[Stored items]
- - - - - - -
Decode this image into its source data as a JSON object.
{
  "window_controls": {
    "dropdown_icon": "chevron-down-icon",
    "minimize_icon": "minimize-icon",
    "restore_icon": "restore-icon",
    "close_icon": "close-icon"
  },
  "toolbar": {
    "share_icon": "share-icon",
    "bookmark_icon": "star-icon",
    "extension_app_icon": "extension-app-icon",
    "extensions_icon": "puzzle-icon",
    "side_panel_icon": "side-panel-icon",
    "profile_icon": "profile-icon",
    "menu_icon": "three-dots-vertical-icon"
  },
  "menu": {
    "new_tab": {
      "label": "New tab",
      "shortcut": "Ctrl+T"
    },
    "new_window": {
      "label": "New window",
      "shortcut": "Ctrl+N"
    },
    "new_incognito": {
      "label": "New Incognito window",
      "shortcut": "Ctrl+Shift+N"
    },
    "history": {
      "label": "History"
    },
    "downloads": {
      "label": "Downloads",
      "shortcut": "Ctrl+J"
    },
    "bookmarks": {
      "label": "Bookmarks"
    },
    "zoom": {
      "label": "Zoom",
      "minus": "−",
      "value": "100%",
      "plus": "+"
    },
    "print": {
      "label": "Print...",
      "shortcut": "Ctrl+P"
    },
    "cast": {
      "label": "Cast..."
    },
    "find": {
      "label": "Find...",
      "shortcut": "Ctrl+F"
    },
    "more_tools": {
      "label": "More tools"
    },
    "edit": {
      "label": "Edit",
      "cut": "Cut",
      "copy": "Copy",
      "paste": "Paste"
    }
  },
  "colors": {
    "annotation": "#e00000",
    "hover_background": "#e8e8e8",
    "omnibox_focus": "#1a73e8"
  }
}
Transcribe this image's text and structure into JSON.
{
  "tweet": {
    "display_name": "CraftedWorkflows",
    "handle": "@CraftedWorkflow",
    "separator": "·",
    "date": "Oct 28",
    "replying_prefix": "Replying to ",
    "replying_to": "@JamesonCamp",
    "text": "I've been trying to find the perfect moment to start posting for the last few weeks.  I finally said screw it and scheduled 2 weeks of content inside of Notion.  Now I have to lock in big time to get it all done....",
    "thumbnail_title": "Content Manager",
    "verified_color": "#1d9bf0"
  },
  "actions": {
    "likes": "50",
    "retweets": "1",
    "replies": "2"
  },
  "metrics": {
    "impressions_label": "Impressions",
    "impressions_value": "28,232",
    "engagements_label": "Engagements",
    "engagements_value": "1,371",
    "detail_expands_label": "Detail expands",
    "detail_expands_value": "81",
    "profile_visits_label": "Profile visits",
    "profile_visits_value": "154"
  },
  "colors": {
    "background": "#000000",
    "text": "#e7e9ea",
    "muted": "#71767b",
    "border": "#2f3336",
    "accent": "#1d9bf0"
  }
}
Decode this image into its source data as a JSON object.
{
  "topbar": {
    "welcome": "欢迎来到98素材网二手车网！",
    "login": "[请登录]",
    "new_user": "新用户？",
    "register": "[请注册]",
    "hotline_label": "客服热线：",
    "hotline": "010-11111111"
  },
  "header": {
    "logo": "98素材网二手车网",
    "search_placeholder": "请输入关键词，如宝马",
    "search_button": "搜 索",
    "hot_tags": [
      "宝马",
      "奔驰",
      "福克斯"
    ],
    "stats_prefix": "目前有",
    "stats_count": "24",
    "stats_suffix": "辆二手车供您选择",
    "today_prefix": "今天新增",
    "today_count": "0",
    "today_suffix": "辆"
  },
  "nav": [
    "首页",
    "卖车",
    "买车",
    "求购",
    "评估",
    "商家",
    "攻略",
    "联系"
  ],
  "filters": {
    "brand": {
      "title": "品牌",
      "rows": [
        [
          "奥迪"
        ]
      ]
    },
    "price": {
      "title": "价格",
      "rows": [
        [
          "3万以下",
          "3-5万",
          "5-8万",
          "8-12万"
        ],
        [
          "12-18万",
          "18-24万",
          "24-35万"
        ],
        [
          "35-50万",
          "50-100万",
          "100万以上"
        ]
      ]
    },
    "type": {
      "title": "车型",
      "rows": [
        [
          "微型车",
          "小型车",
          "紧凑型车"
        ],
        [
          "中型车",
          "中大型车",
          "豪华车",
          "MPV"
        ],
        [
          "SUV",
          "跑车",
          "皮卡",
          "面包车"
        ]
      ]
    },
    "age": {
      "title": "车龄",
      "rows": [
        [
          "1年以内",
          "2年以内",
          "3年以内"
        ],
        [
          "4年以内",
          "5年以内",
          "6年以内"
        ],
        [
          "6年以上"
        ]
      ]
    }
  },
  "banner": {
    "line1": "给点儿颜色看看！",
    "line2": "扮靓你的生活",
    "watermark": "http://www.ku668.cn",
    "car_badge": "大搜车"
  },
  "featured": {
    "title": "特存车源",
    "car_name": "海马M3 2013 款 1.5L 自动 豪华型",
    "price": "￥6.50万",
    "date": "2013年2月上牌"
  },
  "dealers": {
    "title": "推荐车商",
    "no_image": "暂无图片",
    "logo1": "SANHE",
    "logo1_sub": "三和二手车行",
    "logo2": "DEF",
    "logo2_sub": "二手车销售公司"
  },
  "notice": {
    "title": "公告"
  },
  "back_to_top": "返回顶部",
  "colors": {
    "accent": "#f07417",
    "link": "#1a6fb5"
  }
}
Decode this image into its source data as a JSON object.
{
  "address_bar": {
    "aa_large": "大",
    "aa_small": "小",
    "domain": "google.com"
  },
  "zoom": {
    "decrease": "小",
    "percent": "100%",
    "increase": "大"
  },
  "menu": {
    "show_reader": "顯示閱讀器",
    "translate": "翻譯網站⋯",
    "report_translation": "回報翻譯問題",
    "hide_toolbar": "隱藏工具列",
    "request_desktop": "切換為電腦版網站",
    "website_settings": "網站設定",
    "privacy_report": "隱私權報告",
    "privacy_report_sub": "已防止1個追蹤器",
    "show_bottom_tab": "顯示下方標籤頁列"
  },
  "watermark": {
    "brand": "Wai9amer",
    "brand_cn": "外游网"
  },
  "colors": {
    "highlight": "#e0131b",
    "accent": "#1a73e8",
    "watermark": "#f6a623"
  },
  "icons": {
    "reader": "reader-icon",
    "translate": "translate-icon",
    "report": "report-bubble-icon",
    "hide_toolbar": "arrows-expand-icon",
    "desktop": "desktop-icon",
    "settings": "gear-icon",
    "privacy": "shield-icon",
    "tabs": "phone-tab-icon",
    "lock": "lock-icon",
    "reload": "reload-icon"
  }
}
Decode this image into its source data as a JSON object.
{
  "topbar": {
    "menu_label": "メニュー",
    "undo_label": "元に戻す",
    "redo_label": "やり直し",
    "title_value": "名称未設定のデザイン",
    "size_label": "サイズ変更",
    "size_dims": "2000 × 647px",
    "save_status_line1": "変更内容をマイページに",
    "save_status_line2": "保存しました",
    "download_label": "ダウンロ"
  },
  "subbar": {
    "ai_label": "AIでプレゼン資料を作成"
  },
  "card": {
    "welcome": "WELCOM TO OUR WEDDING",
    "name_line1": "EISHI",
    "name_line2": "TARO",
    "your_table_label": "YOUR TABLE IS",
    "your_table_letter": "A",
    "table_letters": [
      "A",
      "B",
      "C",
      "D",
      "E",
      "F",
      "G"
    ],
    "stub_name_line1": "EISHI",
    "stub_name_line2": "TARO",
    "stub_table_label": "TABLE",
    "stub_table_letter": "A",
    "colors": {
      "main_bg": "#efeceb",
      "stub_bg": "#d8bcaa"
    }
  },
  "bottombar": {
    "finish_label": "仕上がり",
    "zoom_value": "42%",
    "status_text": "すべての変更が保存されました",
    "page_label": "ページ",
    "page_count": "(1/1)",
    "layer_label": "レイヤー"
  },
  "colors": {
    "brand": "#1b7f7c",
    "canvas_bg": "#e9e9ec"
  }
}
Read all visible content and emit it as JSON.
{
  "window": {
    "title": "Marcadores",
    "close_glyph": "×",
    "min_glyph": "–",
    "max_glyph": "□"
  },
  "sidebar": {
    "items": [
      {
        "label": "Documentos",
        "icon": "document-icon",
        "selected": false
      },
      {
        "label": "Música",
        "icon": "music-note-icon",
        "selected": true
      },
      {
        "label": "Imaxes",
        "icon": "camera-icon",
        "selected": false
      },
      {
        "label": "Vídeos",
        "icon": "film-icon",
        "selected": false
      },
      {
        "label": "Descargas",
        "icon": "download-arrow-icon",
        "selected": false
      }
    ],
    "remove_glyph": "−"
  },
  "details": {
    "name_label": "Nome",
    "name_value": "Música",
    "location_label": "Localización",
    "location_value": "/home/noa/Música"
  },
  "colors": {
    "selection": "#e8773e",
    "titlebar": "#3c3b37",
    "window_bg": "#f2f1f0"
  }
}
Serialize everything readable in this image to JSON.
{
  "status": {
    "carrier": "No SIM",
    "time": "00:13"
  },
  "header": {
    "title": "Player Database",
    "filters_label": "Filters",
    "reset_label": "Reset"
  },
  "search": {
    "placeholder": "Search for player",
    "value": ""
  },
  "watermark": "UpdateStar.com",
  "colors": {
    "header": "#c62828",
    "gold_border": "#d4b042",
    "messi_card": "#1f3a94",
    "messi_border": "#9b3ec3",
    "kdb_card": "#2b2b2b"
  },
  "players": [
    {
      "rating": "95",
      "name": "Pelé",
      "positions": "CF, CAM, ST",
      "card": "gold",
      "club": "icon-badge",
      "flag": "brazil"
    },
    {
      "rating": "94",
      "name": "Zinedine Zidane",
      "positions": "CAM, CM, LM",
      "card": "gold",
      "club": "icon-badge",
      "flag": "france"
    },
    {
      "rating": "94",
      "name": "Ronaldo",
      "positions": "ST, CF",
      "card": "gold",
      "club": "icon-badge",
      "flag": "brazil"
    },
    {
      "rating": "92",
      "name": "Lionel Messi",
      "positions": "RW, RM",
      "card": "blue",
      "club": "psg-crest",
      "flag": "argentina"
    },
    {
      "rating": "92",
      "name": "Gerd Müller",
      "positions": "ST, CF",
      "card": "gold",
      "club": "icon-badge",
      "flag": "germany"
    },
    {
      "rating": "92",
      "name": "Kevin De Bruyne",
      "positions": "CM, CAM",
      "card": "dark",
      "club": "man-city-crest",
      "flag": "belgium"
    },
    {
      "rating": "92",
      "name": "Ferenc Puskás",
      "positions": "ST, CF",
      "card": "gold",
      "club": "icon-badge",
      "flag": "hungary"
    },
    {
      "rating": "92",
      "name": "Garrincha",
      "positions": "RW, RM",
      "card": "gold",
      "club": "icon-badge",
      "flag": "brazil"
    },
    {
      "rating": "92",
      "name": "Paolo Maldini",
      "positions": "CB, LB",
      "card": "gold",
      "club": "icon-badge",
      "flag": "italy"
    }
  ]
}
- - - - - - -
- _Task prompt_
Gather up the lines that contain the word "welcome".

- _Output for this exercise_
    "welcome": "欢迎来到98素材网二手车网！",
    "welcome": "WELCOM TO OUR WEDDING",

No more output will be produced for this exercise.